Material to process:
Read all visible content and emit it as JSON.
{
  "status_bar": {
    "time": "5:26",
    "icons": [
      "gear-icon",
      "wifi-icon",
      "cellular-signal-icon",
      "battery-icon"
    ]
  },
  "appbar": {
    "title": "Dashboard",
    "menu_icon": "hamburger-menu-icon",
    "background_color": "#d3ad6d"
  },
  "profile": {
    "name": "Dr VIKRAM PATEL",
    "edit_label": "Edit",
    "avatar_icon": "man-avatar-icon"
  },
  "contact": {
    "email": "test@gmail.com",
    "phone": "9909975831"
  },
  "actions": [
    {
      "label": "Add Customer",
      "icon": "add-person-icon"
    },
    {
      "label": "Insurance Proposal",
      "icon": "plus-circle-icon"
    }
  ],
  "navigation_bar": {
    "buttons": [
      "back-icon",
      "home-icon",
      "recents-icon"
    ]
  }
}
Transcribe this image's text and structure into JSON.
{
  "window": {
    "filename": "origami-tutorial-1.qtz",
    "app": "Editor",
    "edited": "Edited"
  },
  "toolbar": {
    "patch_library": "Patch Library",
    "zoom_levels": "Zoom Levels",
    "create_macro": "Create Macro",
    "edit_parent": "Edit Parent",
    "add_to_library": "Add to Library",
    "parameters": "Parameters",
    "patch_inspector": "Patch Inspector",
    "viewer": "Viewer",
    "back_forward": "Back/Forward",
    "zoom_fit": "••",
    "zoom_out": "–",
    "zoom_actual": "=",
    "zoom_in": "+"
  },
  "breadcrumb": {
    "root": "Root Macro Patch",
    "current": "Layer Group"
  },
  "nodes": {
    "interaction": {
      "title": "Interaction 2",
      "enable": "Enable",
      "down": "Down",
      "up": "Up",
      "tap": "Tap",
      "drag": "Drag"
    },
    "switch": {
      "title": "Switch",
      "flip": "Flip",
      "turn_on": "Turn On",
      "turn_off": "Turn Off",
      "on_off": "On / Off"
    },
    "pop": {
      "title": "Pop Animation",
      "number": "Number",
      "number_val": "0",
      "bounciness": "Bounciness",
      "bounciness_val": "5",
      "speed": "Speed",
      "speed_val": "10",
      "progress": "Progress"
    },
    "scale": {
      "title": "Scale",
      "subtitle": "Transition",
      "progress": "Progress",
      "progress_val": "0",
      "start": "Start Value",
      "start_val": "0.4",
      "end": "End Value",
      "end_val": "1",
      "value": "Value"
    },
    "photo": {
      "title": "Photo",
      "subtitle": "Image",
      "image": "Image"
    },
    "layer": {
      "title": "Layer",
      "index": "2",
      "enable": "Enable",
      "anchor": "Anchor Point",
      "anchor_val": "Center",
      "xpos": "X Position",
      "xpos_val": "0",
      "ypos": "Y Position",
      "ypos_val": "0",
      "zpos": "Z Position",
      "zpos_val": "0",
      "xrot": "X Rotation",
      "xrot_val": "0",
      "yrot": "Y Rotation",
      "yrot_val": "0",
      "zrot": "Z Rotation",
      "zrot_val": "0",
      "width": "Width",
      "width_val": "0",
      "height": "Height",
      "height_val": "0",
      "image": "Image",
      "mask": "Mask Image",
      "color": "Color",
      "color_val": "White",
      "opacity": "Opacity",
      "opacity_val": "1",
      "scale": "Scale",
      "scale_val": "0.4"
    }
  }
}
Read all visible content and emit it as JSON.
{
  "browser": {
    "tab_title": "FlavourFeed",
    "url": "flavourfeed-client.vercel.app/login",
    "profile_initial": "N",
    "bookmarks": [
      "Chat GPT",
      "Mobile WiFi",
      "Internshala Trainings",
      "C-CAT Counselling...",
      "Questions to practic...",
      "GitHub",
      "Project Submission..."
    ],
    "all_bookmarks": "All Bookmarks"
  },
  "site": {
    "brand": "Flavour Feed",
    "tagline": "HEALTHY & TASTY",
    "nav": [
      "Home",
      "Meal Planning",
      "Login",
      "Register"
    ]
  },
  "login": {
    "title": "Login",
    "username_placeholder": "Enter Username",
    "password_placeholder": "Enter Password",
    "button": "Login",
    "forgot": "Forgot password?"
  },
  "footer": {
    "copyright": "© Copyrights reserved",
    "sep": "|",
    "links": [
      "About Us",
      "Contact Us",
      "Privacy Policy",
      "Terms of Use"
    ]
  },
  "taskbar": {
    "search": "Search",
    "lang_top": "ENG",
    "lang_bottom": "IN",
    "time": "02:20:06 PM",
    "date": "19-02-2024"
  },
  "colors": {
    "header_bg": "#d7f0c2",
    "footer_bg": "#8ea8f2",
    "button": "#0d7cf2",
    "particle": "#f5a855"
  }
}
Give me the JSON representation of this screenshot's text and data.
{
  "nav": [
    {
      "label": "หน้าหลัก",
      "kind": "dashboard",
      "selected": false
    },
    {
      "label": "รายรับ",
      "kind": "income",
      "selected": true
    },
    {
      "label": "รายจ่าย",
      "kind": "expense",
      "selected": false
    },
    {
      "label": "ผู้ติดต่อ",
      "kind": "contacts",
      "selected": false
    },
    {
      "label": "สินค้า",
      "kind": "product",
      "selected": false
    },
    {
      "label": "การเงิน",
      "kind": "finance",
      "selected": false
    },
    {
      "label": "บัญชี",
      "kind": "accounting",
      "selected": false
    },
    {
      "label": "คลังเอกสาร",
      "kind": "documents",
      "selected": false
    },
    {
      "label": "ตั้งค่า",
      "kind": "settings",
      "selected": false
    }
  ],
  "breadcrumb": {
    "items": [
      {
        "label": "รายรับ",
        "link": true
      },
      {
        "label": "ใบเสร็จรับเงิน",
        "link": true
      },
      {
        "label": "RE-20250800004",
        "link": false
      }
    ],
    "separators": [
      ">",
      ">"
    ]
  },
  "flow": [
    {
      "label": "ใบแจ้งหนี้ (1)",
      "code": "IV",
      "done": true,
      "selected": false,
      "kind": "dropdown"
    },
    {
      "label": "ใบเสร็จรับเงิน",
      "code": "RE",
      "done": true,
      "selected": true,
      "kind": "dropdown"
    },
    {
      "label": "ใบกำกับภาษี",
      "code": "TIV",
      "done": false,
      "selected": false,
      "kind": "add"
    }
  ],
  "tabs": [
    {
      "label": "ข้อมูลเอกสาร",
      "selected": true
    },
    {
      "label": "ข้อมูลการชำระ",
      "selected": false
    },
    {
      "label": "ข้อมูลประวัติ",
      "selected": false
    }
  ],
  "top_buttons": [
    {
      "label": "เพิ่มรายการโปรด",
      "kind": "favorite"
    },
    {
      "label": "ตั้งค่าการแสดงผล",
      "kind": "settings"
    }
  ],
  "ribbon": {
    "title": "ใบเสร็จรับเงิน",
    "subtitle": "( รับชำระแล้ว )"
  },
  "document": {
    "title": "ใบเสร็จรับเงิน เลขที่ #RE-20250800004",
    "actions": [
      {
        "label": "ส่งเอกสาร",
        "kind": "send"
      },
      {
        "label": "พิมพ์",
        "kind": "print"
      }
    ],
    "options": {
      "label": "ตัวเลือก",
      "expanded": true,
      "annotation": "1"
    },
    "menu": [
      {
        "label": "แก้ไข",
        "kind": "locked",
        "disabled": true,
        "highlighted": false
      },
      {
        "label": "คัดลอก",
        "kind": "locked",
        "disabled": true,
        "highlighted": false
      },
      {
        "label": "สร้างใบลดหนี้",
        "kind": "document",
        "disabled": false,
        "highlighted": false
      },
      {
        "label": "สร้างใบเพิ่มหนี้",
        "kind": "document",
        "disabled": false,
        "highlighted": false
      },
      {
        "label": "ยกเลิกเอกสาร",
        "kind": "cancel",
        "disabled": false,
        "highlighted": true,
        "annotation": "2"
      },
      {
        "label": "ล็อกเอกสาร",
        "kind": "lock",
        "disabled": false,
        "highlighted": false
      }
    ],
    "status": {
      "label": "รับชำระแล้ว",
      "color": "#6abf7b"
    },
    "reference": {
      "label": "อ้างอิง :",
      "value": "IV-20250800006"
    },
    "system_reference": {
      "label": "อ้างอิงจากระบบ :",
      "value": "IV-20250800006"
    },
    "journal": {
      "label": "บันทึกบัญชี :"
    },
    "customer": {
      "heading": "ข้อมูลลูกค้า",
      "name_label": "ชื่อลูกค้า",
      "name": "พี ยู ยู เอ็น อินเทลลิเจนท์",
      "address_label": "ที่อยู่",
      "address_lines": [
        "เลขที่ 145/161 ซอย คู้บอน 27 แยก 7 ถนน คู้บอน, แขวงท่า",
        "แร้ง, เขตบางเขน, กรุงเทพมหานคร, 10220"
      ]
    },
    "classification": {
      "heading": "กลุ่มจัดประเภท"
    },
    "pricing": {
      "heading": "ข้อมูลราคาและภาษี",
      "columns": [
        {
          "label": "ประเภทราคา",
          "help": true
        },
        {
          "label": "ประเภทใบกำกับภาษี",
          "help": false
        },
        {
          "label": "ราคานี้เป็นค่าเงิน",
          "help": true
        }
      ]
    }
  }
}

Given request: Check each line above for the string "บภาษ" and report how many lines have it, giving only the number.

Result of the exercise: 2